長引くコロナ 札幌の減少顕著
道内の民泊届け出住宅数が、この1年で減少の一途をたどっている。10日時点の届け出住宅数は、2000戸割れ目前の2039戸で、ピークの2020年4月時点から3割減った。そのほとんどが札幌市内の減少だ。ピーク後の20年5月以降も新たな届け出はあるが、月平均で100件近く事業廃止になっている状況。新型コロナウイルスの影響でインバウンドが激減しているほか、東京オリンピック・パラリンピックでの需要にも暗雲が漂っていて、さらなる廃業加速も危惧される。
空き部屋に有料で旅行者を泊める民泊は、18年6月の住宅宿泊事業法(民泊新法)施行で本格的にスタート。増加し続けていた旅行者に新たな宿泊先が確保されることで、観光産業の盛り上げに一役買う期待がかかっていた。
道内の届け出住宅数は民泊新法施行以降、順調に増加し、20年4月には札幌市内で2388戸、同市以外で603戸の計2991戸に上った。しかし緊急事態宣言が発出された翌5月には一気に209戸減少。それから13カ月マイナスが続き、その減少幅は全国の11%減を大きく上回る。
21年5月の内訳は札幌市が1441戸、同市以外が598戸。札幌市内は20年4月から947戸減と落ち込みは顕著だが、札幌市以外は5戸減にとどまっている。
こうした減少は、インバウンドを中心とする観光客減少が最大の要因だ。道内における21年2―3月の民泊宿泊日数は7071日で、まだコロナの影響が小さかった前年同期に比べ71.4%減少。宿泊者数は6183人で78.8%減になっている。宿泊者の居住地別では、前年同期は国外に住所を有する者が7割以上いたが、21年2―3月はわずか8%しかいない。
需要低迷に対応するためテレワーク利用や賃貸物件として活用する動きも全国的にあるようだが、本来の収益確保には早期のコロナ収束とインバウンド回復が望まれる。
****************
• _課題 1_
課題文のうち、「長引くコロナ 札幌の減少顕著」から始まり「外は5戸減にとどまっている。」で終わる部分を一字一句そのまま書き写してください。
• _課題 2_
課題文で「%」を使って表されている数値をすべて挙げてください。
• _課題 3_
課題文の内容を2文でまとめてください。
****************
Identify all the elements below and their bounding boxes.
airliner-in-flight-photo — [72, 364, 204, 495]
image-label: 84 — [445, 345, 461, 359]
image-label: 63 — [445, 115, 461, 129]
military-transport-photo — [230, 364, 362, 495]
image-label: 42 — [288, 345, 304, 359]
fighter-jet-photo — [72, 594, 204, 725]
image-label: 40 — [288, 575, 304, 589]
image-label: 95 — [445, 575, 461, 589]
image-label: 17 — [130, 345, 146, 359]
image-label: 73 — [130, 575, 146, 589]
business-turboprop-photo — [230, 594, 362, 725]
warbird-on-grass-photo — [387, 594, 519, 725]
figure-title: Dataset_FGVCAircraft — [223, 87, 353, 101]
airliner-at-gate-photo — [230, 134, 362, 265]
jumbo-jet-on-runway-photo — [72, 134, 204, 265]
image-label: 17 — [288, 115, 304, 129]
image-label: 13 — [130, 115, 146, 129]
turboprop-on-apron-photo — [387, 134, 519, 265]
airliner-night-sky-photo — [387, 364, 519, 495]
****************
• _解答例 1_
長引くコロナ 札幌の減少顕著
道内の民泊届け出住宅数が、この1年で減少の一途をたどっている。10日時点の届け出住宅数は、2000戸割れ目前の2039戸で、ピークの2020年4月時点から3割減った。そのほとんどが札幌市内の減少だ。ピーク後の20年5月以降も新たな届け出はあるが、月平均で100件近く事業廃止になっている状況。新型コロナウイルスの影響でインバウンドが激減しているほか、東京オリンピック・パラリンピックでの需要にも暗雲が漂っていて、さらなる廃業加速も危惧される。
空き部屋に有料で旅行者を泊める民泊は、18年6月の住宅宿泊事業法(民泊新法)施行で本格的にスタート。増加し続けていた旅行者に新たな宿泊先が確保されることで、観光産業の盛り上げに一役買う期待がかかっていた。
道内の届け出住宅数は民泊新法施行以降、順調に増加し、20年4月には札幌市内で2388戸、同市以外で603戸の計2991戸に上った。しかし緊急事態宣言が発出された翌5月には一気に209戸減少。それから13カ月マイナスが続き、その減少幅は全国の11%減を大きく上回る。
21年5月の内訳は札幌市が1441戸、同市以外が598戸。札幌市内は20年4月から947戸減と落ち込みは顕著だが、札幌市以外は5戸減にとどまっている。

• _解答例 2_
11%、71.4%、78.8%、8%

• _解答例 3_
道内の民泊届け出住宅数は2020年4月のピークから3割減って2039戸となり、減少のほとんどは札幌市内で起きている。最大の要因はインバウンドを中心とする観光客の減少で、本来の収益確保には早期のコロナ収束とインバウンド回復が望まれる。